### Reading text
There are many possible ways to move ones hand towards an object, but humans tend to move in a specific way (Morasso 1983). The biomechanics of the arm are very complicated, with many muscles contributing to any goal-directed arm movement. Many theories of motor control therefore assume that goal-directed movements are initially planned in some relatively simple higher-level manner and that this plan is then converted into precise motor commands. Two hypotheses about how these movements are planned have received much attention: that they are planned in terms of the direction and distance towards the target (vector coding), and that they are planned in terms of the desired position of the hand or configuration of the arm (position coding).

There is ample evidence in the literature for both vector coding (Bock and Eckmiller 1986; Desmurget et al. 1998; Flanders et al. 1992; Georgopoulos et al. 1981; Gordon et al. 1994; Messier and Kalaska 1997; Rossetti et al. 1995; Vindras et al. 1998) and position coding (Berkinblit et al. 1995; Graziano et al. 2002; McIntyre et al. 1997, 1998; Soechting et al. 1990; van den Dobbelsteen et al. 2001; Thaler and Todd 2009). Thus, some movements may rely on vector coding and others on position coding, or all movements could rely on a combination of the two types of coding (de Grave et al. 2004; Ghez et al. 2007; Scheidt and Ghez 2007; Schenk 2006; van der Graaff et al. 2014). What determines how movements are coded?

### Supplied material
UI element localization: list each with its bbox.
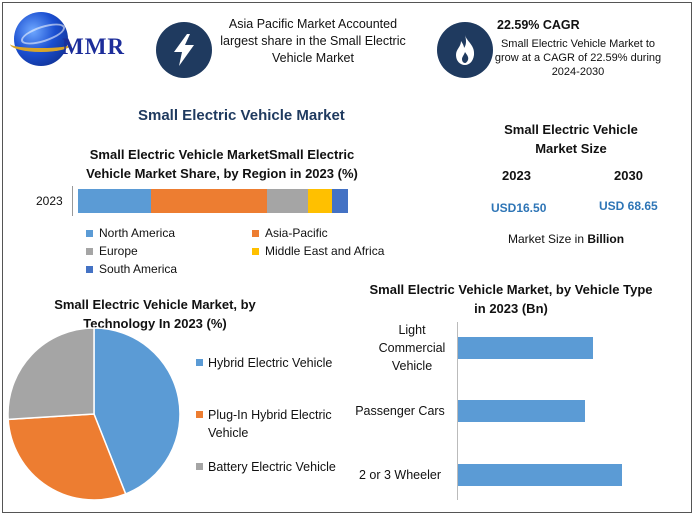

### Set tasks
1) In the text on arm movement planning, do these statements agree with it: (a) many muscles contribute to any goal-directed arm movement; (b) the literature gives evidence for vector coding alone; (c) position coding means planning a movement by the direction and distance towards the target? Answer yes or no for each and quote the deciding words.
2) Can you quote the part of the text on arm movement planning that begins at the words "There are many" and stops after the words "arm (position coding)."?
The lines play no part here.

### Task-by-task outputs
1)
(a) Yes: "with many muscles contributing to any goal-directed arm movement"
(b) No: "There is ample evidence in the literature for both vector coding"
(c) No: "planned in terms of the desired position of the hand or configuration of the arm (position coding)"

2)
There are many possible ways to move ones hand towards an object, but humans tend to move in a specific way (Morasso 1983). The biomechanics of the arm are very complicated, with many muscles contributing to any goal-directed arm movement. Many theories of motor control therefore assume that goal-directed movements are initially planned in some relatively simple higher-level manner and that this plan is then converted into precise motor commands. Two hypotheses about how these movements are planned have received much attention: that they are planned in terms of the direction and distance towards the target (vector coding), and that they are planned in terms of the desired position of the hand or configuration of the arm (position coding).